Given exercise =
Copy all lines holding the word "land" from the entries.

Data listing =
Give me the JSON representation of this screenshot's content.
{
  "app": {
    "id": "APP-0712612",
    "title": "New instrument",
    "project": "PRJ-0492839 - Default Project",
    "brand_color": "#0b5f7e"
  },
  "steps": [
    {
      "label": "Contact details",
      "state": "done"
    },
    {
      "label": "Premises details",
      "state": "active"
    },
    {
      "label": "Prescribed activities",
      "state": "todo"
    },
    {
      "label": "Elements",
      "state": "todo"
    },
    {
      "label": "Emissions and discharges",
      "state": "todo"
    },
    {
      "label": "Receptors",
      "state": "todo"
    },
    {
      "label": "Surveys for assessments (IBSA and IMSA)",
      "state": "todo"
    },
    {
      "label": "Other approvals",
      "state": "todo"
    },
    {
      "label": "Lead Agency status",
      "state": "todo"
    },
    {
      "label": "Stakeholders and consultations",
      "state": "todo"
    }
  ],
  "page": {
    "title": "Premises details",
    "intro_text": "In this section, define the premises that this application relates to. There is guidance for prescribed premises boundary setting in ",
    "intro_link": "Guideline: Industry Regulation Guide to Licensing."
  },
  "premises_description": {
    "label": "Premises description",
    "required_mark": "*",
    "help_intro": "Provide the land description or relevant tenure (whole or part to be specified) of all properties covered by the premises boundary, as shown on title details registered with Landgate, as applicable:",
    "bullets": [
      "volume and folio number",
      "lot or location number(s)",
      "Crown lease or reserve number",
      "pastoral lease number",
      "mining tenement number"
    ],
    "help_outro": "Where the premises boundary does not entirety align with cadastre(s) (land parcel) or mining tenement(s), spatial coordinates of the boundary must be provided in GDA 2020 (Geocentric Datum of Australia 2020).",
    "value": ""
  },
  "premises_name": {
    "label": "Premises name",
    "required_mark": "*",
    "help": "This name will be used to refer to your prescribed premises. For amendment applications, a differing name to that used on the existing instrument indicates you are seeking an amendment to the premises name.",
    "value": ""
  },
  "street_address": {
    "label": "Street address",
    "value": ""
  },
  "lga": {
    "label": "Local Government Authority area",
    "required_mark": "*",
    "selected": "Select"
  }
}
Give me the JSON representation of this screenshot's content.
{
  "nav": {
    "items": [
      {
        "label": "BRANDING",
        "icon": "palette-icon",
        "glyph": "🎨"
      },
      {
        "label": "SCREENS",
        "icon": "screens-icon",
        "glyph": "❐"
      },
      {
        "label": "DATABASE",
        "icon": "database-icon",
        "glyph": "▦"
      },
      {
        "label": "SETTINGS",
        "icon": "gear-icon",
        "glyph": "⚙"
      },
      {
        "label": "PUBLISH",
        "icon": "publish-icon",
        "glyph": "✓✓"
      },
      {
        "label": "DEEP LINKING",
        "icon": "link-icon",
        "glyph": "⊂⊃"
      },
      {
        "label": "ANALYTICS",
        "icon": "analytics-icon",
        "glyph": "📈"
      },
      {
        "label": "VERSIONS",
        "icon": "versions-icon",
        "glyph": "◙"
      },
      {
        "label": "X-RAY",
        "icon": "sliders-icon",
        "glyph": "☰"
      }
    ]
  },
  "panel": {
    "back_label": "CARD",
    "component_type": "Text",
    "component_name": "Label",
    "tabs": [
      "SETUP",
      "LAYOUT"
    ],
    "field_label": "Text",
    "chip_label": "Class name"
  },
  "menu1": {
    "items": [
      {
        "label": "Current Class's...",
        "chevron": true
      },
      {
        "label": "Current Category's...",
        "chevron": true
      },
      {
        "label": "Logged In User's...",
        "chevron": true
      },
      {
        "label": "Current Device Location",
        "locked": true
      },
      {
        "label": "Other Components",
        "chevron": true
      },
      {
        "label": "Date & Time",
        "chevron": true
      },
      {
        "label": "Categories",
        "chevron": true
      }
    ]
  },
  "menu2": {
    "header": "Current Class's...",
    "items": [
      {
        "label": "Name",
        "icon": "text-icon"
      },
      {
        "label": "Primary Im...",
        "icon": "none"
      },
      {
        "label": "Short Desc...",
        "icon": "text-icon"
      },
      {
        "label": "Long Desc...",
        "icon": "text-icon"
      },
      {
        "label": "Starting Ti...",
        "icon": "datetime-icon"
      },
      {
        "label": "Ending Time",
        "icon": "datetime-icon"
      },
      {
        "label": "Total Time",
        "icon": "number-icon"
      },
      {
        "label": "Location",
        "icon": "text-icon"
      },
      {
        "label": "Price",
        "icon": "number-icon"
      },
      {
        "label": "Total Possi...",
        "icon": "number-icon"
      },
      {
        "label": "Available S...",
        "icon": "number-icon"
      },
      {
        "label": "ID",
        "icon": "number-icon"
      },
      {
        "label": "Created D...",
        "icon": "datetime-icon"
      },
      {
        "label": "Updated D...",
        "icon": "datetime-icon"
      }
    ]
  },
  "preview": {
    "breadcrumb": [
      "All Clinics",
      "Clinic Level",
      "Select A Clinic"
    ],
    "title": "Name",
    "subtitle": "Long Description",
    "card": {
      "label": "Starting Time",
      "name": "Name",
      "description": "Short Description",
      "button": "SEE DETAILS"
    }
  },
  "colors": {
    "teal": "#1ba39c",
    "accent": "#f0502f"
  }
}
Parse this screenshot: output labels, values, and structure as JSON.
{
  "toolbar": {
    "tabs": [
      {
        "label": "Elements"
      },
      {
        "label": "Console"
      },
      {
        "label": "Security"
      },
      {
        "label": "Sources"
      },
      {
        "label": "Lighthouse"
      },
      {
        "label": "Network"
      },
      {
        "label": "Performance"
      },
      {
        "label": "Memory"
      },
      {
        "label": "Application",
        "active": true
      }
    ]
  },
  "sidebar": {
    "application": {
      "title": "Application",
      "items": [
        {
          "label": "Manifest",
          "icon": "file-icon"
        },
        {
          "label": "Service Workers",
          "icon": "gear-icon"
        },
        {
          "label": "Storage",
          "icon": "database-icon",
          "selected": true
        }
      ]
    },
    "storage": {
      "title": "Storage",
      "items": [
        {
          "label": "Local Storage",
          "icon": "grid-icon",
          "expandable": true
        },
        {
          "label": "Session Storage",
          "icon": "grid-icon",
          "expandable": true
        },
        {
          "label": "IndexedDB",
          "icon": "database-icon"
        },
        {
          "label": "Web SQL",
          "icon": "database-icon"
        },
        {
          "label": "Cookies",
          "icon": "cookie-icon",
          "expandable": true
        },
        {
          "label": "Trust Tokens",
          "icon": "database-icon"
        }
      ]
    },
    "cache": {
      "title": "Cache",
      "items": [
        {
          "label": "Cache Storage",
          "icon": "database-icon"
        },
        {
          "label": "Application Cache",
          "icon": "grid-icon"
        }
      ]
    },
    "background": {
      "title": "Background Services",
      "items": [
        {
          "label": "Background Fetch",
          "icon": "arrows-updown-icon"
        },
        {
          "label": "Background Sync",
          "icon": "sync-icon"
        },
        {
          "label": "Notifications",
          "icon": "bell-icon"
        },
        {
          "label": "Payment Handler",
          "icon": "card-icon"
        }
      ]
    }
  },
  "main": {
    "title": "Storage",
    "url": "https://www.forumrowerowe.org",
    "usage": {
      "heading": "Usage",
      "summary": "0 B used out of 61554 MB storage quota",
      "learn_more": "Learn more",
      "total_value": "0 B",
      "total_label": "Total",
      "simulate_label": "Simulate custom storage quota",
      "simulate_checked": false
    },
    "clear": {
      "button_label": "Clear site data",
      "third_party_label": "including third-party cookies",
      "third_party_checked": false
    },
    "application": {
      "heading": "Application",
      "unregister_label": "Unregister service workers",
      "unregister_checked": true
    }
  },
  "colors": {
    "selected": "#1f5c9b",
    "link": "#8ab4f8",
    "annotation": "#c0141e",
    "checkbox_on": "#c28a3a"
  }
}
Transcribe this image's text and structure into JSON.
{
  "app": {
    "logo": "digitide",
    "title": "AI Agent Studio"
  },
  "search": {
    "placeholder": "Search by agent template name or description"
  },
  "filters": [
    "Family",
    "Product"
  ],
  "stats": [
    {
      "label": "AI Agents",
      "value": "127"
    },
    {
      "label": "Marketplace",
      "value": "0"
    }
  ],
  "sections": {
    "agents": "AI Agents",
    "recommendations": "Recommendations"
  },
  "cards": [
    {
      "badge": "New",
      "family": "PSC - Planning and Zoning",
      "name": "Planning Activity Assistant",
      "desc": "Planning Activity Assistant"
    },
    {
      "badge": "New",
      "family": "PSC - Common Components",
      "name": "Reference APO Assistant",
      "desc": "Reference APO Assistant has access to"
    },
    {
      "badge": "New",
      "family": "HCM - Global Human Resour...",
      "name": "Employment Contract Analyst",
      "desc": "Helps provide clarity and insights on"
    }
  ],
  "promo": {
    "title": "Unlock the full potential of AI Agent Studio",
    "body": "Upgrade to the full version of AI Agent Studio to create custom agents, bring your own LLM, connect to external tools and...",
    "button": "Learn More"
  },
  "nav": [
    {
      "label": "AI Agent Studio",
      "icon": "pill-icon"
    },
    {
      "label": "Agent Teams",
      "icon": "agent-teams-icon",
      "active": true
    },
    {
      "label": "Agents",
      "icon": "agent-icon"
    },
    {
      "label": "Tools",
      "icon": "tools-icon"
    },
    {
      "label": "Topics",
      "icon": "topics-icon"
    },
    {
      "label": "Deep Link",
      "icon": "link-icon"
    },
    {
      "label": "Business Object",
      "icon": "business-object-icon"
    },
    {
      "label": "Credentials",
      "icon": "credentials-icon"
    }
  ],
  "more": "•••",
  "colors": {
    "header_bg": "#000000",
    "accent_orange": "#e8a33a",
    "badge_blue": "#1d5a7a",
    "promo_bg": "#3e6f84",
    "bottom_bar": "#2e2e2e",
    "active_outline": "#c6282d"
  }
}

Complete answer =
    "help_intro": "Provide the land description or relevant tenure (whole or part to be specified) of all properties covered by the premises boundary, as shown on title details registered with Landgate, as applicable:",
    "help_outro": "Where the premises boundary does not entirety align with cadastre(s) (land parcel) or mining tenement(s), spatial coordinates of the boundary must be provided in GDA 2020 (Geocentric Datum of Australia 2020).",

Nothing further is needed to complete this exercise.